#### [Problem details]
Check each line of the data below for the word "intercept", then extract the ones that have it.

#### [Data in this exercise]
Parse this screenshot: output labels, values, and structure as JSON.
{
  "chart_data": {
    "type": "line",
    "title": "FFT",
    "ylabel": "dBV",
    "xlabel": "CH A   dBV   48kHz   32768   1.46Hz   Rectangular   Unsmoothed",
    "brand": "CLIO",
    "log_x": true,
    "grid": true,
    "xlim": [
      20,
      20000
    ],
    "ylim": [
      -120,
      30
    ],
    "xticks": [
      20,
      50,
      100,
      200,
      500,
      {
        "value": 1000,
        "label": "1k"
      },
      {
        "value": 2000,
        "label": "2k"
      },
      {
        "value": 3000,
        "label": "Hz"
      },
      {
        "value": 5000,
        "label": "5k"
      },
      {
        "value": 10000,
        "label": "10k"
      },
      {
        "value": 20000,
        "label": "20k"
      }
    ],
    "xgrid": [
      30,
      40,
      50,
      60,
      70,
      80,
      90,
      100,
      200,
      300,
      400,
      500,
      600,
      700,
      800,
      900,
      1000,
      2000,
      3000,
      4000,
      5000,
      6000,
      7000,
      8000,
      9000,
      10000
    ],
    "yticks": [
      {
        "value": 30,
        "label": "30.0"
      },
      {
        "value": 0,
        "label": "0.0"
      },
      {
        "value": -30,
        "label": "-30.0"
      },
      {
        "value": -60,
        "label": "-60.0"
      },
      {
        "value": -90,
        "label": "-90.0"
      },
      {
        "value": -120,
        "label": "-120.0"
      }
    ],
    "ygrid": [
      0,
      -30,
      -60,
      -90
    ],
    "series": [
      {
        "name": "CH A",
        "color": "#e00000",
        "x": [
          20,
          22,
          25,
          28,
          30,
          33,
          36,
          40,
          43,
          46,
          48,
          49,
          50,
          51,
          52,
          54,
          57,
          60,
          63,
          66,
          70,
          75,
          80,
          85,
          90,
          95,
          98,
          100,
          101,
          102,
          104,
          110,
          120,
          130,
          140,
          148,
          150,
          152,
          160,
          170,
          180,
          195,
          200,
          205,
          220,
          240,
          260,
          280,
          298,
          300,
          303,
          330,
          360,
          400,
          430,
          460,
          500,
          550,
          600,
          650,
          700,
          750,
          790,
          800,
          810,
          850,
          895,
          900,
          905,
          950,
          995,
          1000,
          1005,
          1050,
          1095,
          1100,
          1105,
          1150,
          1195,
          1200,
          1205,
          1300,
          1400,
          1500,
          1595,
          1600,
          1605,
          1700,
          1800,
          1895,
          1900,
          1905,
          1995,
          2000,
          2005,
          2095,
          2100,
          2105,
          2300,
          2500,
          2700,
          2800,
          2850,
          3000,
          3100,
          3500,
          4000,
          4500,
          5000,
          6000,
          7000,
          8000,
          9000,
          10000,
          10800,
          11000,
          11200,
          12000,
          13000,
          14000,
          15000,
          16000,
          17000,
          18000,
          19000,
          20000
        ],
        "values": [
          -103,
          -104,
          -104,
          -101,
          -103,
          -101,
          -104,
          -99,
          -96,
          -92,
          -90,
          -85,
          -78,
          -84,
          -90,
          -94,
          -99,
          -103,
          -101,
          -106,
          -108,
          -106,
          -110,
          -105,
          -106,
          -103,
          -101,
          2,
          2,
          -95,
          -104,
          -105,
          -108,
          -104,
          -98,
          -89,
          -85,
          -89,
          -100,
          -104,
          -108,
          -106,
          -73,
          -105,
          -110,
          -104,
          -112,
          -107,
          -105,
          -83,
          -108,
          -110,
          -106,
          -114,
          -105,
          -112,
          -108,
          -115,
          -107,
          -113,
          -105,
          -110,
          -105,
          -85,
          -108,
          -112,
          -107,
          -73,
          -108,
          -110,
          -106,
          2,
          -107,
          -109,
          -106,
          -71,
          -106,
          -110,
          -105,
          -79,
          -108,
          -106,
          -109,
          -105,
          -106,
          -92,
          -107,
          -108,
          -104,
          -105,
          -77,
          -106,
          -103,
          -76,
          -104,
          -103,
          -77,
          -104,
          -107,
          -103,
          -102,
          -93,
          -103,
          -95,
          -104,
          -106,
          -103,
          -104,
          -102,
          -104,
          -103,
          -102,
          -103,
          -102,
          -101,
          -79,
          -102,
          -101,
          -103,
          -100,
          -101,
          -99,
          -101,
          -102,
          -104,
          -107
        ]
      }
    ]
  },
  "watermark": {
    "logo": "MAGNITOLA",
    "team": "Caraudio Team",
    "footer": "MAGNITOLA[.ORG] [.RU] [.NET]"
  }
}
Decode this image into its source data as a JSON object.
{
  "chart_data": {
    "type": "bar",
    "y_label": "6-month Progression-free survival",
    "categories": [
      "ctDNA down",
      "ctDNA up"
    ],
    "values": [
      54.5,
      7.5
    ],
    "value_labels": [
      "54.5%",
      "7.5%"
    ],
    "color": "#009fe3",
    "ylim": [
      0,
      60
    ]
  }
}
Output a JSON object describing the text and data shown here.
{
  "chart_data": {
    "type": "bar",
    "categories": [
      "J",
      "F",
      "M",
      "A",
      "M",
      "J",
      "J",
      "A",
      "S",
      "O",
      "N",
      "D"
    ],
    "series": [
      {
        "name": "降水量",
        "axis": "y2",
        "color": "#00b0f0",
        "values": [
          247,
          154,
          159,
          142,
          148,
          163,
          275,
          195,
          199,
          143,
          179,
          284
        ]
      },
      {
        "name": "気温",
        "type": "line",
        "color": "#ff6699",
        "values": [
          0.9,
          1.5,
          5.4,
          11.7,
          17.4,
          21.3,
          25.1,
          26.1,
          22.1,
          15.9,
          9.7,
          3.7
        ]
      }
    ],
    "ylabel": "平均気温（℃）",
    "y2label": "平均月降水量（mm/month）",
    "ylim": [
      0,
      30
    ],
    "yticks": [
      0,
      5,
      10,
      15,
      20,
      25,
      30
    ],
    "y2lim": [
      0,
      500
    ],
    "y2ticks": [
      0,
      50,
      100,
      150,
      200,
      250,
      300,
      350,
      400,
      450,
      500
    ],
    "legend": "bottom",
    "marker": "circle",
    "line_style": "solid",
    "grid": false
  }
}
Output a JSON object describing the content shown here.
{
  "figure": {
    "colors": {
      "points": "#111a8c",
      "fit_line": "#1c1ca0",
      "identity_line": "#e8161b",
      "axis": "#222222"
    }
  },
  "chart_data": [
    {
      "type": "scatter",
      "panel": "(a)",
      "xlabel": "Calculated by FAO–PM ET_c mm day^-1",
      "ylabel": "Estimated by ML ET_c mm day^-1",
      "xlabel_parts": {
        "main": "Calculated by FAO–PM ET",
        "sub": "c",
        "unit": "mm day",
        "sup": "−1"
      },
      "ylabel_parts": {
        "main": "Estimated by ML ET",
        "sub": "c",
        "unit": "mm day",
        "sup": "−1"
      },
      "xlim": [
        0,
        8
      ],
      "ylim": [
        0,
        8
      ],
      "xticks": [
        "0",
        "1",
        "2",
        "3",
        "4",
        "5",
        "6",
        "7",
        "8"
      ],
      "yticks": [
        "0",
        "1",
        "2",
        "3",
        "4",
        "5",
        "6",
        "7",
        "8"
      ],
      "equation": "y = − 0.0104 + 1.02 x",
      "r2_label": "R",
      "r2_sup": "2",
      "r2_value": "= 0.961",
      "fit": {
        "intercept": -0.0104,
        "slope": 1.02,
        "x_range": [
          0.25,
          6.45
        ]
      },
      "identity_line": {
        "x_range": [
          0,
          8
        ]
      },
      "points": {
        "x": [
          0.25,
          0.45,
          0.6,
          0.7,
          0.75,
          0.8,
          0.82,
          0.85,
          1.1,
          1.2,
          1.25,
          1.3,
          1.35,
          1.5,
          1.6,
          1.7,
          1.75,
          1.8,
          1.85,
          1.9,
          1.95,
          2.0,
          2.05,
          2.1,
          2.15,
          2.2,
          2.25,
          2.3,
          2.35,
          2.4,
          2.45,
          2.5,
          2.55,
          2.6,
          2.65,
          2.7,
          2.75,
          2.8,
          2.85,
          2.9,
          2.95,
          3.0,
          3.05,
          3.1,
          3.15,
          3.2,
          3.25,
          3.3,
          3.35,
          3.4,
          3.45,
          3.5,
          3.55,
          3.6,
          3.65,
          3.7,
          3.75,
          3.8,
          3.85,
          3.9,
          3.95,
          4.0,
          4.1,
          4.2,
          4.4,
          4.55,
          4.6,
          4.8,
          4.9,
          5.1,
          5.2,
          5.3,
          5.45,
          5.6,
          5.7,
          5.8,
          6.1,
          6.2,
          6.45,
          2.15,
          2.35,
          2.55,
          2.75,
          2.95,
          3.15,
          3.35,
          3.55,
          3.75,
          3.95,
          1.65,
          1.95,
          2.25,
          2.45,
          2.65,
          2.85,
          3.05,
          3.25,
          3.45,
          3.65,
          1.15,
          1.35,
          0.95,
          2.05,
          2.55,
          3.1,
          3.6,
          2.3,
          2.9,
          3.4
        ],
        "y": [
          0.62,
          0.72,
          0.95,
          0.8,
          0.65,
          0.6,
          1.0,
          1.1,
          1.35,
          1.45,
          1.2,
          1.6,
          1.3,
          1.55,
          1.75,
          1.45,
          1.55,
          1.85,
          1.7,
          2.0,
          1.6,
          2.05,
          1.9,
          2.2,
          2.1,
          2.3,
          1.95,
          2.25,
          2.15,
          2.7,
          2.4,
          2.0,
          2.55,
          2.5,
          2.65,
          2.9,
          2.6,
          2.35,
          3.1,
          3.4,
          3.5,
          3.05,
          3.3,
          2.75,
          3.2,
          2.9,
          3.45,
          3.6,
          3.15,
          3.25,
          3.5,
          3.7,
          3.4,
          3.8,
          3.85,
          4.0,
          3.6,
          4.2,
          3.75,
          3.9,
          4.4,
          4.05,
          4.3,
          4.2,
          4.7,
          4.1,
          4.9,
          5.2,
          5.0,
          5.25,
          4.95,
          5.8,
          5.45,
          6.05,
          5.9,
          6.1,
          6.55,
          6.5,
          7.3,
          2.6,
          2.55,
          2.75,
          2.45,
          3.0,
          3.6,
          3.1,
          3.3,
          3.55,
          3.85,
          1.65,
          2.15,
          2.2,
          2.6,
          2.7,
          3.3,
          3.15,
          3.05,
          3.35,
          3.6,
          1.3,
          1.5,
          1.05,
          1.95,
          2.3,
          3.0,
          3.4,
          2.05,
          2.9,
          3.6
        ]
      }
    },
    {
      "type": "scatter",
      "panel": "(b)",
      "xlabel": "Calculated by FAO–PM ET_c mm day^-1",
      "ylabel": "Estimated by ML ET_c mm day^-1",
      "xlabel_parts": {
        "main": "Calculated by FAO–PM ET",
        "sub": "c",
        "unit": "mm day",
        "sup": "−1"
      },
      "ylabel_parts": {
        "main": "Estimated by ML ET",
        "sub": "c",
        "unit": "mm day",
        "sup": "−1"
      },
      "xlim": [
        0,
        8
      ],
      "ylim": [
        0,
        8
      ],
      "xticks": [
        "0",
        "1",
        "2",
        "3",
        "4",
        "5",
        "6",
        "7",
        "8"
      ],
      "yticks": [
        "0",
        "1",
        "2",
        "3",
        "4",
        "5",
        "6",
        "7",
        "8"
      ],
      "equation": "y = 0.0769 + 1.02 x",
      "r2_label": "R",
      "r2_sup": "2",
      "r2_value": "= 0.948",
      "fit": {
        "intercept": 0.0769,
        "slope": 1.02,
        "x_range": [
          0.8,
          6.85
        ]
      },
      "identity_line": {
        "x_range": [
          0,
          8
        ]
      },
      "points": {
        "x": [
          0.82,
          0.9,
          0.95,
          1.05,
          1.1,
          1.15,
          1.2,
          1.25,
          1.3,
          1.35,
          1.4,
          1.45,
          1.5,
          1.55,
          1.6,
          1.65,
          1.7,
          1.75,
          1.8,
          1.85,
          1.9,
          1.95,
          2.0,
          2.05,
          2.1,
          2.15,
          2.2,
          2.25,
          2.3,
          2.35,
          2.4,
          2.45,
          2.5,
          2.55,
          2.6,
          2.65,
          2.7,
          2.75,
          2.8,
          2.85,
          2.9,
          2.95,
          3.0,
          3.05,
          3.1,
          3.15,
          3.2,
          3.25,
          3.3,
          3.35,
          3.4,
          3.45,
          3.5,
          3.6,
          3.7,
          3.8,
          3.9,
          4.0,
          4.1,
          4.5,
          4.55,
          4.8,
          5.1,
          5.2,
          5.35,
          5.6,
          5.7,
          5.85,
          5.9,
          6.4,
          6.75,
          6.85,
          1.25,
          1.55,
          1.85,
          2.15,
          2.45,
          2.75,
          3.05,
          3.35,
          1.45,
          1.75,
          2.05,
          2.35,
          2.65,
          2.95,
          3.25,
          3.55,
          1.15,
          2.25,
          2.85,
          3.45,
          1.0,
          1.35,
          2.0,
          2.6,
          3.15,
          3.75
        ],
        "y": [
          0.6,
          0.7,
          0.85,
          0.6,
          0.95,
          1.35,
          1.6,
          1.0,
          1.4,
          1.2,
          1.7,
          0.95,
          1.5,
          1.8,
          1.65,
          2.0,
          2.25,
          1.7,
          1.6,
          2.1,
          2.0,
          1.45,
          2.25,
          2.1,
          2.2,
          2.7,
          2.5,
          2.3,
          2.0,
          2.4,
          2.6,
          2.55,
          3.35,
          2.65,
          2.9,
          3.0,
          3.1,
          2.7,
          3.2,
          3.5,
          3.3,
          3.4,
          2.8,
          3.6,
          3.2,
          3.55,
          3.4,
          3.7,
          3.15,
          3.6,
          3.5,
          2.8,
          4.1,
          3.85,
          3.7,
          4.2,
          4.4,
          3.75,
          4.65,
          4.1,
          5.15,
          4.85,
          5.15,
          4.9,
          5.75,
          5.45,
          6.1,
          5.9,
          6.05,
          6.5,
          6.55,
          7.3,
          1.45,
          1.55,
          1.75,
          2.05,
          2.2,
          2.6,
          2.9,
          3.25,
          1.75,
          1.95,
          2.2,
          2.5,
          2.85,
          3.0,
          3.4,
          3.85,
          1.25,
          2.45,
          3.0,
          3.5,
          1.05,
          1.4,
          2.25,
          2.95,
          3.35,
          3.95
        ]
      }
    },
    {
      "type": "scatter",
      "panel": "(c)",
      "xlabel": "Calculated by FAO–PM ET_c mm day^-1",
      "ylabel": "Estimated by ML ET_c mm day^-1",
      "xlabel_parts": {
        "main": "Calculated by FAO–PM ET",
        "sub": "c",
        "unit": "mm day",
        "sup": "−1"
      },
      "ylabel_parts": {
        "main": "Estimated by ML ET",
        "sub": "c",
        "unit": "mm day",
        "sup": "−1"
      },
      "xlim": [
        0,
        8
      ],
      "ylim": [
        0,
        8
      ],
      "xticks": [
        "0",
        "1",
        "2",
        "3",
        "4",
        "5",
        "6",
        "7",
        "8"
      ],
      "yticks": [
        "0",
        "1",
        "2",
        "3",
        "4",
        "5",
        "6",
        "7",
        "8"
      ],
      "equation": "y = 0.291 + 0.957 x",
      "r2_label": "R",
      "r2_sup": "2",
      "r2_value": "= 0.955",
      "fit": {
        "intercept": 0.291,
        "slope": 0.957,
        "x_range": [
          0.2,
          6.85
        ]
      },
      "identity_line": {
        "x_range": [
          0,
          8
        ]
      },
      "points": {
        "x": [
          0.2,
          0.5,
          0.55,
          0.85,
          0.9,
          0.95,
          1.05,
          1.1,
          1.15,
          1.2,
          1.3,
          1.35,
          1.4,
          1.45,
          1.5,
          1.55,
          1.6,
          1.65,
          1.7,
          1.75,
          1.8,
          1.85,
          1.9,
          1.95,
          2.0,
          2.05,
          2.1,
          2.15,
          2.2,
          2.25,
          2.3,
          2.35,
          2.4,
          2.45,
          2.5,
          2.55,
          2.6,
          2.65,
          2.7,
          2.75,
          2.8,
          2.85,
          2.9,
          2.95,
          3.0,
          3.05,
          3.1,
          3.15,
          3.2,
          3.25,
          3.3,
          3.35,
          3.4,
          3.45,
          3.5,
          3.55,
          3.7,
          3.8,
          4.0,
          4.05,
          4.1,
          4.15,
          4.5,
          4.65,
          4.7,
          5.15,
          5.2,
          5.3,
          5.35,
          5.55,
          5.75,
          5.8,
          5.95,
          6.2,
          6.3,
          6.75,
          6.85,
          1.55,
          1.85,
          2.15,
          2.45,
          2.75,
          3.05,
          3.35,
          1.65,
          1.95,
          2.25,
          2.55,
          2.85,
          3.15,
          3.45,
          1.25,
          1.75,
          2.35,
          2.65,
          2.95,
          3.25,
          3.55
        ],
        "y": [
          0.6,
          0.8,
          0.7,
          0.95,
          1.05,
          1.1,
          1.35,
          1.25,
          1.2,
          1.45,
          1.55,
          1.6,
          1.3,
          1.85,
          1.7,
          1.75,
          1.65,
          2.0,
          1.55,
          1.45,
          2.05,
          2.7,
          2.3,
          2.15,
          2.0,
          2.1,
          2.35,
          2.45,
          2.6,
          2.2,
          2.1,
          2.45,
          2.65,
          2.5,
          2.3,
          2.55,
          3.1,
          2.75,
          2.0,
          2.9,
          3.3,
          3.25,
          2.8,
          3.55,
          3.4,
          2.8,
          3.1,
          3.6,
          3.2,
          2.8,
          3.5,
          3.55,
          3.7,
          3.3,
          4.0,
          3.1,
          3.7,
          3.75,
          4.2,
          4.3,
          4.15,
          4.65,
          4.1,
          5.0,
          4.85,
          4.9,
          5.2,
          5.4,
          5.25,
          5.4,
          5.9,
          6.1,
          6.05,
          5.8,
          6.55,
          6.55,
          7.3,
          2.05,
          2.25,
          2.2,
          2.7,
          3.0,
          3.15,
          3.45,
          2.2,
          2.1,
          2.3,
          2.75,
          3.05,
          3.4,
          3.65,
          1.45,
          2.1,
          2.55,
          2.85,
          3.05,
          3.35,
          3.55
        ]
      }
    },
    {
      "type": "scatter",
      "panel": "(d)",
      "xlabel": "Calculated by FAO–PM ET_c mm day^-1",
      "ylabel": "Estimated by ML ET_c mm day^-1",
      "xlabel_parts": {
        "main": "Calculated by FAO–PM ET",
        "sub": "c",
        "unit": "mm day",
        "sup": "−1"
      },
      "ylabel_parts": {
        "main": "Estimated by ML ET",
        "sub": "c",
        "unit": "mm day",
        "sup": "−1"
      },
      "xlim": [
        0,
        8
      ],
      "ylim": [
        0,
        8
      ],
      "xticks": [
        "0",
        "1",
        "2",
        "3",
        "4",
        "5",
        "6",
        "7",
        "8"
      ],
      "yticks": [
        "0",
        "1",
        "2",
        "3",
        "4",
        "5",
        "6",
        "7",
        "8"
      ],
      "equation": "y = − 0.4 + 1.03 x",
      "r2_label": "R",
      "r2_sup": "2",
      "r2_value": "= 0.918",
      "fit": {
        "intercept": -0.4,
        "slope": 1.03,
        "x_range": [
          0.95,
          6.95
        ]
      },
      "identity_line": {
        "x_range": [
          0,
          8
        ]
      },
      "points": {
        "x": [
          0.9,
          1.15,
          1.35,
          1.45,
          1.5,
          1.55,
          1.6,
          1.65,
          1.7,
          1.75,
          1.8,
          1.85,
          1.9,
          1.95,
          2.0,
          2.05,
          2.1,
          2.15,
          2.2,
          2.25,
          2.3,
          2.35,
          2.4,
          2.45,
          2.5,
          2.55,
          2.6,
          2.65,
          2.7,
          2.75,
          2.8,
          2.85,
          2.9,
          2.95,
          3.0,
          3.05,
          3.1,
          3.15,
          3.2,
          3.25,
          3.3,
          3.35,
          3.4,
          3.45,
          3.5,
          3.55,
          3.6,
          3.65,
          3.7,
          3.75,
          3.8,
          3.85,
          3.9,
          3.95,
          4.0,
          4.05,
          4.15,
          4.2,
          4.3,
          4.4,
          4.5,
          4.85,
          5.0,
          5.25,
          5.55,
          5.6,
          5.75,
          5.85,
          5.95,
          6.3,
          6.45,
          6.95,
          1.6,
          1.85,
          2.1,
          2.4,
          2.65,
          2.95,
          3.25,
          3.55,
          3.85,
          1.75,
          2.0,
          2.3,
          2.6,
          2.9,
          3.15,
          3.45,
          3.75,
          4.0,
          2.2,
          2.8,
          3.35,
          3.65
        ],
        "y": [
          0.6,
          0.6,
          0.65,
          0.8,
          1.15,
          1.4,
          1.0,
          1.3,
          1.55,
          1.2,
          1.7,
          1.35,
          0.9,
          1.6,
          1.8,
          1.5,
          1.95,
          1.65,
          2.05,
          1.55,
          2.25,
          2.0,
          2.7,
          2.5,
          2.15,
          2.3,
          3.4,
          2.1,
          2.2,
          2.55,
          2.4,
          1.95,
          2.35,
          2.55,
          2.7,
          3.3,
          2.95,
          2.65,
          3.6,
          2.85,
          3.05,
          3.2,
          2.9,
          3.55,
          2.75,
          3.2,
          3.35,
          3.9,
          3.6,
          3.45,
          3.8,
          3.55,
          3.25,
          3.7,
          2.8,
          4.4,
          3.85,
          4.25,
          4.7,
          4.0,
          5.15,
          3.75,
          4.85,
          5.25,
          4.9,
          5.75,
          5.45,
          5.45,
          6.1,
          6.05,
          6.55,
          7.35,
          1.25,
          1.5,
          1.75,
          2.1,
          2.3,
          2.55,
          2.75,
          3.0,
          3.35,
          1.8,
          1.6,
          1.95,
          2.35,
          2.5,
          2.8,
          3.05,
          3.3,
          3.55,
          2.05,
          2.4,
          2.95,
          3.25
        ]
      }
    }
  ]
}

#### [The reply]
        "intercept": -0.0104,
        "intercept": 0.0769,
        "intercept": 0.291,
        "intercept": -0.4,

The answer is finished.